Het recherchebureau heeft op verschillende dagen in maart 2015 geconstateerd dat [eiser] vroeg in de ochtend van huis vertrok met de bij [eiser] sedert jaren in gebruik zijnde Mercedes bus, meestal in gezelschap van een bijrijder, dat hij bij verschillende bedrijven langsging en dat kratten werden in- en uitgeladen. [eiser] heeft als verklaring hiervoor aangevoerd dat hij bij vrienden en kennissen langs ging om koffie te drinken en een praatje te maken. De kratten zou hij op verzoek van de eigenaar van de Mercedes bus hebben opgehaald uit Rotterdam.
4.4.

_OPDRACHT_
Schrijf de tekst over wat het recherchebureau bij [eiser] zag verder, vanaf het punt waar het fragment ophoudt.

_AANGELEVERDE GEGEVENS_
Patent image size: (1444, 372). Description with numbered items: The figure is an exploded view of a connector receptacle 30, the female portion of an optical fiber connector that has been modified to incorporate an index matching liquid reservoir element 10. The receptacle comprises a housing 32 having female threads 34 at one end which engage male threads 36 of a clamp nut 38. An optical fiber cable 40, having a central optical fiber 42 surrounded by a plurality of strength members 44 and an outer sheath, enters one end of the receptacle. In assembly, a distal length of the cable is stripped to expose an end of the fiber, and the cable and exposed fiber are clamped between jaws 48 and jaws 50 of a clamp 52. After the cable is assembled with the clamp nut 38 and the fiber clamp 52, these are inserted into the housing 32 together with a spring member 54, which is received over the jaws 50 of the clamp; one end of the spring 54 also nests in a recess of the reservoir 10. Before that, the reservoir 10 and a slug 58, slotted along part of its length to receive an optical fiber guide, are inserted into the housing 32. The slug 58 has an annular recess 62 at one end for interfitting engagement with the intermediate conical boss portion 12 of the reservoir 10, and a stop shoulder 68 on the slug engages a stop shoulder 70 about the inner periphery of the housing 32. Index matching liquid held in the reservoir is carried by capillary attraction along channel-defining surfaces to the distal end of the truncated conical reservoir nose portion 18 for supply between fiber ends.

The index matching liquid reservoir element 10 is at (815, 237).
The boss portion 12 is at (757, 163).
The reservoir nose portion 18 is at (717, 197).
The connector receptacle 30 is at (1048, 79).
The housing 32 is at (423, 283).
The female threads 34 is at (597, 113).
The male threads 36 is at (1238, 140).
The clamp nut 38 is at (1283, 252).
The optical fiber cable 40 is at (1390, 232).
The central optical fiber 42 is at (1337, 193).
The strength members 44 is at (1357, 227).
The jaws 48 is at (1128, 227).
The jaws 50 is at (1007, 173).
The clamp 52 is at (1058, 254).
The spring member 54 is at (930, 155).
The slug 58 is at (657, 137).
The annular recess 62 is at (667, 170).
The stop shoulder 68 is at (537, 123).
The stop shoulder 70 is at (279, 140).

_ANTWOORD_
Uit het rapport is op te maken dat op 13 maart 2015 [eiser] met een bijrijder om 06:15 uur van huis vertrekt en om 07:05 uur bij een bedrijf in ’s Gravenzande (niet zijnde het stageadres van de zoon) parkeert, alwaar de bijrijder lege kratten uitlaadt en daarna kratten inlaadt. Voor deze bevindingen heeft [eiser] geen verklaring gegeven. Voorts heeft het recherchebureau geconstateerd dat [eiser] op 27 maart 2015 om 06:16 uur alleen van huis vertrekt, naar verschillende bedrijven rijdt – in totaal 10 die dag – waar hij telkens kort blijft (3 minuten tot 11 minuten) en weer vertrekt. Daarbij is gezien dat [eiser] op meerdere adressen kratten in- en uitlaadt. Deze waarnemingen zijn niet te rijmen met de uitleg die [eiser] heeft gegeven, te meer niet nu [eiser] op al die verschillende adressen na (zeer) korte tijd weer vertrekt, zodat niet aannemelijk is geworden dat hij bij die bedrijven voor de gezelligheid kwam. Het wordt ook niet geloofwaardig geacht dat [eiser] als vriendendienst met kratten gaat sjouwen, terwijl hij sinds 4 maart 2015 ongeschikt werd geacht om dergelijke werkzaamheden voor zijn werkgever uit te voeren.
4.5.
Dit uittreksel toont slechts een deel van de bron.